* Begin *
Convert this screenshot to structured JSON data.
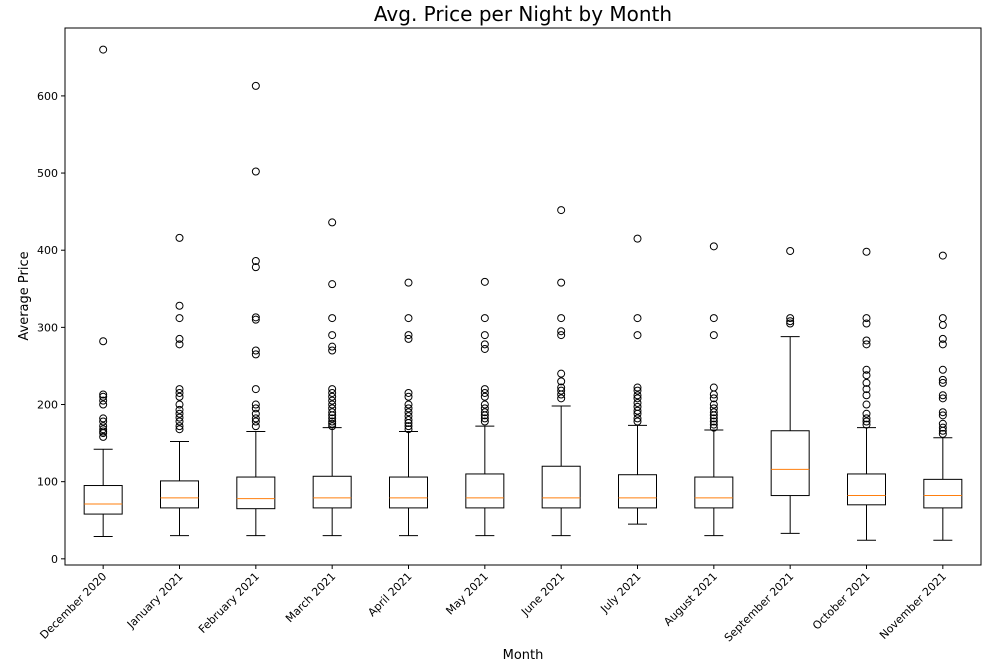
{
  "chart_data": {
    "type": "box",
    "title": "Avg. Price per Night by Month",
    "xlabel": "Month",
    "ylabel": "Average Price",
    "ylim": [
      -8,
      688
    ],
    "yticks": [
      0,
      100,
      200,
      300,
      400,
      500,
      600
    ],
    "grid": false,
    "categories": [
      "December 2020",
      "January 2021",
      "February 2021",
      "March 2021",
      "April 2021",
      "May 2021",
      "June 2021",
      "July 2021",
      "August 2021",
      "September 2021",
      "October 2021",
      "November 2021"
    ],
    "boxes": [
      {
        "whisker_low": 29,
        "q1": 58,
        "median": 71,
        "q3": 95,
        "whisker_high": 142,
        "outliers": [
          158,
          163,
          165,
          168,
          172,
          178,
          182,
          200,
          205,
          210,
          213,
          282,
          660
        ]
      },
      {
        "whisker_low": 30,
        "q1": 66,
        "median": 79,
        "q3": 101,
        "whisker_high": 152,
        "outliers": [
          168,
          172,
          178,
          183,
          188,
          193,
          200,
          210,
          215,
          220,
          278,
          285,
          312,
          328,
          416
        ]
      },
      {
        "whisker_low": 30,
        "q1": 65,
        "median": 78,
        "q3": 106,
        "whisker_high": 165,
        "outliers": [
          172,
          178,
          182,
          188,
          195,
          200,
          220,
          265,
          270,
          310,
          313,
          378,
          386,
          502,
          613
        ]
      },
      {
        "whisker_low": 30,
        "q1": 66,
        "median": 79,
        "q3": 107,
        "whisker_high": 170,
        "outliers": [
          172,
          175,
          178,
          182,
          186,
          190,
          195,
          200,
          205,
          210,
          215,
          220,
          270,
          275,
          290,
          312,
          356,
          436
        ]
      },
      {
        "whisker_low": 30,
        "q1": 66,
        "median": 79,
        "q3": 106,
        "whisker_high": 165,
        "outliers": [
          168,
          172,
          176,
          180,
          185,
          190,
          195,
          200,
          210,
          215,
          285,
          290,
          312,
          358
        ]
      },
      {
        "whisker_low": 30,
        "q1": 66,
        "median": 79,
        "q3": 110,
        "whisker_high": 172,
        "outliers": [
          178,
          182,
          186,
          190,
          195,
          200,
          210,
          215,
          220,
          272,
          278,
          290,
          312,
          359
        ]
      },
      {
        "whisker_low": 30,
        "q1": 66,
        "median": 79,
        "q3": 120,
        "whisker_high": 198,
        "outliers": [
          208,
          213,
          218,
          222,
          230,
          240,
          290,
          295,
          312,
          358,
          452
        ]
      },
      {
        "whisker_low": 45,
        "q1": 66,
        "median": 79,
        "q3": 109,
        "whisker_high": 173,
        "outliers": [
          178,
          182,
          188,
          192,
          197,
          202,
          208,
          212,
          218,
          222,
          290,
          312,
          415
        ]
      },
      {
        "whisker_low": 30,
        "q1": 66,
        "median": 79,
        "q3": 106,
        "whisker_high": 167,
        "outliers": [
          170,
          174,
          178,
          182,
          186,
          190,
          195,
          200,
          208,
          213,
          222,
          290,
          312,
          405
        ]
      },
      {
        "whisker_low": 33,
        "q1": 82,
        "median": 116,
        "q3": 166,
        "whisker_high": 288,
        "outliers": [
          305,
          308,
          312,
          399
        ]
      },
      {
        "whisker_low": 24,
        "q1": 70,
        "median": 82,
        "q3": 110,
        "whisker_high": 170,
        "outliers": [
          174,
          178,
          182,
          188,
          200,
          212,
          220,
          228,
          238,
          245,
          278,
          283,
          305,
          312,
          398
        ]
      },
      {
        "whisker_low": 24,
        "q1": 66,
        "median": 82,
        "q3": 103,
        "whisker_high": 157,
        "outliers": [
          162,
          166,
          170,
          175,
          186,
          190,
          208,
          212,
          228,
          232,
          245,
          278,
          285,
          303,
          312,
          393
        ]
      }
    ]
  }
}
* End *
* Begin *
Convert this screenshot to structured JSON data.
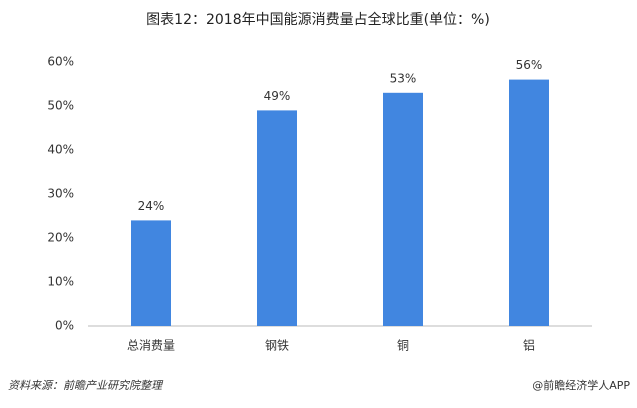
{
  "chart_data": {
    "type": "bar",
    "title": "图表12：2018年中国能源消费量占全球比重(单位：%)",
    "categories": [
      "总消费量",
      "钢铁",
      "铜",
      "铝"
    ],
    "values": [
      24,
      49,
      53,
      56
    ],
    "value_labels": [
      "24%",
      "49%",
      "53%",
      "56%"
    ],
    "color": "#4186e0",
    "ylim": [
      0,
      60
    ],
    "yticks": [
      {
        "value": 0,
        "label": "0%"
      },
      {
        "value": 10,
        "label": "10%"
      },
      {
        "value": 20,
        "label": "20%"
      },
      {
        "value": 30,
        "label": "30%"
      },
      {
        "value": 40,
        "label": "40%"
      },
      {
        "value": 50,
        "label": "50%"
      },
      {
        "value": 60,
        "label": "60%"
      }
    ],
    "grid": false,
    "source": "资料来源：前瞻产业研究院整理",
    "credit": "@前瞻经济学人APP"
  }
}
* End *
* Begin *
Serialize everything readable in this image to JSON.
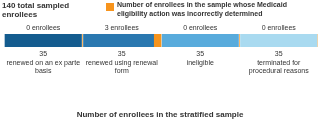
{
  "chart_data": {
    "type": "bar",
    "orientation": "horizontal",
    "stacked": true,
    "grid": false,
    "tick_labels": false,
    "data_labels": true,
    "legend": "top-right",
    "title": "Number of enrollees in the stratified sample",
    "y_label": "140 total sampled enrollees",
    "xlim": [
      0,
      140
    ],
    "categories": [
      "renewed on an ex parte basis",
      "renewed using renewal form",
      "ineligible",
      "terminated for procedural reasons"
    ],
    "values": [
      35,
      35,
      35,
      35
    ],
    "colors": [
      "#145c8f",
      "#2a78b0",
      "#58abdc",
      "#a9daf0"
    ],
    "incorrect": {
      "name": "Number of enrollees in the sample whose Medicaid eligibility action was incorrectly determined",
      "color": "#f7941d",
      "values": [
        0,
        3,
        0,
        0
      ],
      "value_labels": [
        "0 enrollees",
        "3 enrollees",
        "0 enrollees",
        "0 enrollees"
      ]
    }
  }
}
* End *
To be done
Using the listing, collect all lines in which the string "enrollees" is found.

Final result
    "title": "Number of enrollees in the stratified sample",
    "y_label": "140 total sampled enrollees",
      "name": "Number of enrollees in the sample whose Medicaid eligibility action was incorrectly determined",
        "0 enrollees",
        "3 enrollees",
        "0 enrollees",
        "0 enrollees"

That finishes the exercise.